─── RECORDS TO USE ───
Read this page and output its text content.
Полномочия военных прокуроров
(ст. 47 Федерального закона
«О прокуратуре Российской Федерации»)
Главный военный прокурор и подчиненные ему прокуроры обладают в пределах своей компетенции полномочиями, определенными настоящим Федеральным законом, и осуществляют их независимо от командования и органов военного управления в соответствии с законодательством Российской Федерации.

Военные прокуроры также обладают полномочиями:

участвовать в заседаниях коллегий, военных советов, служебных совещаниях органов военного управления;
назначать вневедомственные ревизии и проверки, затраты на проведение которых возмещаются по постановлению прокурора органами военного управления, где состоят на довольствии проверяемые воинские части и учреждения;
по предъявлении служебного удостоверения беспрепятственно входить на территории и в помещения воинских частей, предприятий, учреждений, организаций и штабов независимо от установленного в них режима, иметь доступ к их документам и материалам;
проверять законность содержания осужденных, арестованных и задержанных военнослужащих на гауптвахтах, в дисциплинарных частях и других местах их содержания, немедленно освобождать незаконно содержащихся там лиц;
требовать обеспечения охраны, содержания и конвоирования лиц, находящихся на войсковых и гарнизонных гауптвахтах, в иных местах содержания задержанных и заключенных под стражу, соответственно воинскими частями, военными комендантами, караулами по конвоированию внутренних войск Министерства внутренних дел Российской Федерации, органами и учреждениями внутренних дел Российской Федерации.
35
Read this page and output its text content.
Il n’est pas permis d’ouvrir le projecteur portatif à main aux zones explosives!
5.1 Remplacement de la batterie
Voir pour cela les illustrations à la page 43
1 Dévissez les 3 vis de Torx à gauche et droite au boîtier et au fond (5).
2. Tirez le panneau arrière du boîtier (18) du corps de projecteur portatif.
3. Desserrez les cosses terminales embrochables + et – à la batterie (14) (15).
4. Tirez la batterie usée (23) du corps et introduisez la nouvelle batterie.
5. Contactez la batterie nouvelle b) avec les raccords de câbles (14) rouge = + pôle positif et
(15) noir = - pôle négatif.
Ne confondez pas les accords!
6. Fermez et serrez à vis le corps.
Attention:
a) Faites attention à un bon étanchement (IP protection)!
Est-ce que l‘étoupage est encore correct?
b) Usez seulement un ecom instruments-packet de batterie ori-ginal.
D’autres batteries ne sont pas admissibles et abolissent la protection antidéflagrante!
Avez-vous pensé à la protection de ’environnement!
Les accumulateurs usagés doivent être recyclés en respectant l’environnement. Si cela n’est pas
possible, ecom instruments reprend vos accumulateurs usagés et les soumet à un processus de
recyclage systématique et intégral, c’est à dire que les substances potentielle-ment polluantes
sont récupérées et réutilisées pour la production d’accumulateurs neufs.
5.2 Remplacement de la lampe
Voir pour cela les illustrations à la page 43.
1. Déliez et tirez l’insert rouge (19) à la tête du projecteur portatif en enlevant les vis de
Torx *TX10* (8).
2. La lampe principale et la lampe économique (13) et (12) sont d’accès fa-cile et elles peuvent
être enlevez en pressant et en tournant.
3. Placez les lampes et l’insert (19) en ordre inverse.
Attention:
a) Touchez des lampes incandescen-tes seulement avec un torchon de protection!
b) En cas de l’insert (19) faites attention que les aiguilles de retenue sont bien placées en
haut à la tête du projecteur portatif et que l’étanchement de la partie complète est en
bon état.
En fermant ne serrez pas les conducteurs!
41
───
> WHAT IS NEEDED
Each record above should be returned exactly as it appears.

> COMPLETE ANSWER
Read this page and output its text content.
Полномочия военных прокуроров
(ст. 47 Федерального закона
«О прокуратуре Российской Федерации»)
Главный военный прокурор и подчиненные ему прокуроры обладают в пределах своей компетенции полномочиями, определенными настоящим Федеральным законом, и осуществляют их независимо от командования и органов военного управления в соответствии с законодательством Российской Федерации.

Военные прокуроры также обладают полномочиями:

участвовать в заседаниях коллегий, военных советов, служебных совещаниях органов военного управления;
назначать вневедомственные ревизии и проверки, затраты на проведение которых возмещаются по постановлению прокурора органами военного управления, где состоят на довольствии проверяемые воинские части и учреждения;
по предъявлении служебного удостоверения беспрепятственно входить на территории и в помещения воинских частей, предприятий, учреждений, организаций и штабов независимо от установленного в них режима, иметь доступ к их документам и материалам;
проверять законность содержания осужденных, арестованных и задержанных военнослужащих на гауптвахтах, в дисциплинарных частях и других местах их содержания, немедленно освобождать незаконно содержащихся там лиц;
требовать обеспечения охраны, содержания и конвоирования лиц, находящихся на войсковых и гарнизонных гауптвахтах, в иных местах содержания задержанных и заключенных под стражу, соответственно воинскими частями, военными комендантами, караулами по конвоированию внутренних войск Министерства внутренних дел Российской Федерации, органами и учреждениями внутренних дел Российской Федерации.
35
Read this page and output its text content.
Il n’est pas permis d’ouvrir le projecteur portatif à main aux zones explosives!
5.1 Remplacement de la batterie
Voir pour cela les illustrations à la page 43
1 Dévissez les 3 vis de Torx à gauche et droite au boîtier et au fond (5).
2. Tirez le panneau arrière du boîtier (18) du corps de projecteur portatif.
3. Desserrez les cosses terminales embrochables + et – à la batterie (14) (15).
4. Tirez la batterie usée (23) du corps et introduisez la nouvelle batterie.
5. Contactez la batterie nouvelle b) avec les raccords de câbles (14) rouge = + pôle positif et
(15) noir = - pôle négatif.
Ne confondez pas les accords!
6. Fermez et serrez à vis le corps.
Attention:
a) Faites attention à un bon étanchement (IP protection)!
Est-ce que l‘étoupage est encore correct?
b) Usez seulement un ecom instruments-packet de batterie ori-ginal.
D’autres batteries ne sont pas admissibles et abolissent la protection antidéflagrante!
Avez-vous pensé à la protection de ’environnement!
Les accumulateurs usagés doivent être recyclés en respectant l’environnement. Si cela n’est pas
possible, ecom instruments reprend vos accumulateurs usagés et les soumet à un processus de
recyclage systématique et intégral, c’est à dire que les substances potentielle-ment polluantes
sont récupérées et réutilisées pour la production d’accumulateurs neufs.
5.2 Remplacement de la lampe
Voir pour cela les illustrations à la page 43.
1. Déliez et tirez l’insert rouge (19) à la tête du projecteur portatif en enlevant les vis de
Torx *TX10* (8).
2. La lampe principale et la lampe économique (13) et (12) sont d’accès fa-cile et elles peuvent
être enlevez en pressant et en tournant.
3. Placez les lampes et l’insert (19) en ordre inverse.
Attention:
a) Touchez des lampes incandescen-tes seulement avec un torchon de protection!
b) En cas de l’insert (19) faites attention que les aiguilles de retenue sont bien placées en
haut à la tête du projecteur portatif et que l’étanchement de la partie complète est en
bon état.
En fermant ne serrez pas les conducteurs!
41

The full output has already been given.